» Required work
Count the lines below that contain the word "title" and give only the number.

Stored items from a collection:
_ _ _ _

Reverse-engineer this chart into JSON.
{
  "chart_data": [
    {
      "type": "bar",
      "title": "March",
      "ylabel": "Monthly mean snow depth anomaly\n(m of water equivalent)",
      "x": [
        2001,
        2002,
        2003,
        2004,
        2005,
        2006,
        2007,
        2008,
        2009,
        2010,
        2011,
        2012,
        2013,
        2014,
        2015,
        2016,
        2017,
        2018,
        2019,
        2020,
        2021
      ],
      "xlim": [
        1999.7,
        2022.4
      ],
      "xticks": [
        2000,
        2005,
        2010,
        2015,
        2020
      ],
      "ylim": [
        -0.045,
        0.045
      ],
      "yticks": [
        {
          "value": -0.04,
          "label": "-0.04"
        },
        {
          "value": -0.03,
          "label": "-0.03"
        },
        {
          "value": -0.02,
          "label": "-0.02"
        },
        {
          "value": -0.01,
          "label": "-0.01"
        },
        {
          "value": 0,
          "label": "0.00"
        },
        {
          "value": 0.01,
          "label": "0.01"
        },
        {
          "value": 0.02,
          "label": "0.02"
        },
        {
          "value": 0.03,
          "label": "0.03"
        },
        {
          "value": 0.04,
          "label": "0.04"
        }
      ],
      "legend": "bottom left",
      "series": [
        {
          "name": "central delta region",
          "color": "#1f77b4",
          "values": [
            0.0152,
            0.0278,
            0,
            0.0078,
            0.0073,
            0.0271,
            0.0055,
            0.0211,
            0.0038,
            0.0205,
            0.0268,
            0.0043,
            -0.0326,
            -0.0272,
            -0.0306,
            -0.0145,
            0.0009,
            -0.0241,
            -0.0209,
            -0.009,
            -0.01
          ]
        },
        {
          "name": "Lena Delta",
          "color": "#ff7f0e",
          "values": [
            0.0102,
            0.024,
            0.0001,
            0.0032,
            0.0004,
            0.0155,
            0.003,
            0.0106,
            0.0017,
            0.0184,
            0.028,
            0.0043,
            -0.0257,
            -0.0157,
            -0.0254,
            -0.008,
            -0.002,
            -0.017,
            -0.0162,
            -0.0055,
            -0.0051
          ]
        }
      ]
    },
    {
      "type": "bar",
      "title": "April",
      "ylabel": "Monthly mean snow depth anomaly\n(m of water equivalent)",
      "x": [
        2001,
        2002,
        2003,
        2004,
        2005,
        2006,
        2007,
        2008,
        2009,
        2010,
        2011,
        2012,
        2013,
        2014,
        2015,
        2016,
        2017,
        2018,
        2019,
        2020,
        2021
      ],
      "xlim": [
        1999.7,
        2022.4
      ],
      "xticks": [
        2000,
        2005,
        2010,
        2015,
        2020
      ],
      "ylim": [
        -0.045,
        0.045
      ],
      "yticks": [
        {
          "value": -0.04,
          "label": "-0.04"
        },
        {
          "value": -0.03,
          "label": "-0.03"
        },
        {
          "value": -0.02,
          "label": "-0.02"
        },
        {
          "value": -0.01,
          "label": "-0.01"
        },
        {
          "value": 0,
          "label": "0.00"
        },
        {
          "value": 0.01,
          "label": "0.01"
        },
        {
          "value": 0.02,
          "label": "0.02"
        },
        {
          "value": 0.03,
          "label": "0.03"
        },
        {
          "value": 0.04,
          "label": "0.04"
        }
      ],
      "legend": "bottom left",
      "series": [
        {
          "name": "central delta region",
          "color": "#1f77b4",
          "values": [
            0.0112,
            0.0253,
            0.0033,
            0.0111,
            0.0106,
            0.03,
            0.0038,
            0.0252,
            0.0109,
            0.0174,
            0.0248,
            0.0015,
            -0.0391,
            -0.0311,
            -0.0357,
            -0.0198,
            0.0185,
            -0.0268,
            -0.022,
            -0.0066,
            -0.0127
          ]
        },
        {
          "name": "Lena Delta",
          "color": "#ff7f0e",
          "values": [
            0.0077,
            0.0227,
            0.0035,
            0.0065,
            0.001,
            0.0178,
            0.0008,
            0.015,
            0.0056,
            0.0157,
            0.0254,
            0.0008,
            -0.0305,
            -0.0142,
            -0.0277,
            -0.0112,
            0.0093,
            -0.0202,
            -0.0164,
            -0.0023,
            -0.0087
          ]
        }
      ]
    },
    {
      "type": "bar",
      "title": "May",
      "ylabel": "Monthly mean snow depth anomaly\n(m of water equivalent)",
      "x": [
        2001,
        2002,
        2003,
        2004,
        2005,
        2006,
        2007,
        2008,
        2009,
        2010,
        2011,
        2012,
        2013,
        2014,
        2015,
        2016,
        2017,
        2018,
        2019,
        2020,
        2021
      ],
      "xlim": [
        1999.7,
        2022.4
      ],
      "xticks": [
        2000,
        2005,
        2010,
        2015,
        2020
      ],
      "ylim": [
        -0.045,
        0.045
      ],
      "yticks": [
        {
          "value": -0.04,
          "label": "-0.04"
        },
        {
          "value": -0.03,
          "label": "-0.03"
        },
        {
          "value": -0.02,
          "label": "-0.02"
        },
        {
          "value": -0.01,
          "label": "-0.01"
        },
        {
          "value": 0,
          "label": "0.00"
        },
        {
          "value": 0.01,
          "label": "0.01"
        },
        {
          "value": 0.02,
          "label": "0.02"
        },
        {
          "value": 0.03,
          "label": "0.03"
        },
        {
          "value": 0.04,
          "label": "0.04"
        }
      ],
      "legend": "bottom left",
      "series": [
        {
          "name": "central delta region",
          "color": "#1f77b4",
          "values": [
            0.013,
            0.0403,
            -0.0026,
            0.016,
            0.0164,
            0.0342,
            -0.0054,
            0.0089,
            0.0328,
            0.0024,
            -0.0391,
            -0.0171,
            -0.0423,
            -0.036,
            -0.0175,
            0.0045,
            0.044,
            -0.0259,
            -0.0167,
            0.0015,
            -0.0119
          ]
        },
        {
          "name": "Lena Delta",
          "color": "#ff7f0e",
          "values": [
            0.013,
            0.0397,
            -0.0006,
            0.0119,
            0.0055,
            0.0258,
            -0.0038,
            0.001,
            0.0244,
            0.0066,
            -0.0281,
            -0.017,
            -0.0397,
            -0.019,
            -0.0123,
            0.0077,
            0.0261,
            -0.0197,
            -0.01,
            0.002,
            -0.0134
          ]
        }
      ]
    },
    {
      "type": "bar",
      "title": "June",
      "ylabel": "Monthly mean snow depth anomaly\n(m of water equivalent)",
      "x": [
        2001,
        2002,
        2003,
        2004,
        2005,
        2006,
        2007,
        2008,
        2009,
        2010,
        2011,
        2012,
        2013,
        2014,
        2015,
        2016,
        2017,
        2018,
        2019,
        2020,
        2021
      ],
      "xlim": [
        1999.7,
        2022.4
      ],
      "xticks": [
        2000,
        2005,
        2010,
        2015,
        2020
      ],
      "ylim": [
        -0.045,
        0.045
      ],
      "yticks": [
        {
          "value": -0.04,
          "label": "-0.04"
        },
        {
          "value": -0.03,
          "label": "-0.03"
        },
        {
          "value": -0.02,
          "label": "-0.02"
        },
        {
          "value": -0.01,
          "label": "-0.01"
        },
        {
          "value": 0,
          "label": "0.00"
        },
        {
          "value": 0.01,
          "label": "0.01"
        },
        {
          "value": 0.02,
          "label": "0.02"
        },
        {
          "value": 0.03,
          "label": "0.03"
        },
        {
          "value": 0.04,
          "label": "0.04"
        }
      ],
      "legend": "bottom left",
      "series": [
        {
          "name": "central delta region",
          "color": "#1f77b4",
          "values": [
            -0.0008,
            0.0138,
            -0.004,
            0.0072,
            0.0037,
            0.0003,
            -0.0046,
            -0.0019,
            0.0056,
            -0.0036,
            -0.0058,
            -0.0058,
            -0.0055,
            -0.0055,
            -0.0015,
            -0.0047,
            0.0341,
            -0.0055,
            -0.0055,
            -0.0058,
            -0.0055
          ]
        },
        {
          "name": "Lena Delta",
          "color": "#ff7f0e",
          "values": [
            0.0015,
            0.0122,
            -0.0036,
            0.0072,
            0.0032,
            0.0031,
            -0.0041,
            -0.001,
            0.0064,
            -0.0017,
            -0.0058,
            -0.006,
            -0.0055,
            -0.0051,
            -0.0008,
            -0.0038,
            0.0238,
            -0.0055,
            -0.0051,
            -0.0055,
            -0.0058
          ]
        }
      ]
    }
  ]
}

_ _ _ _

» Correct output
4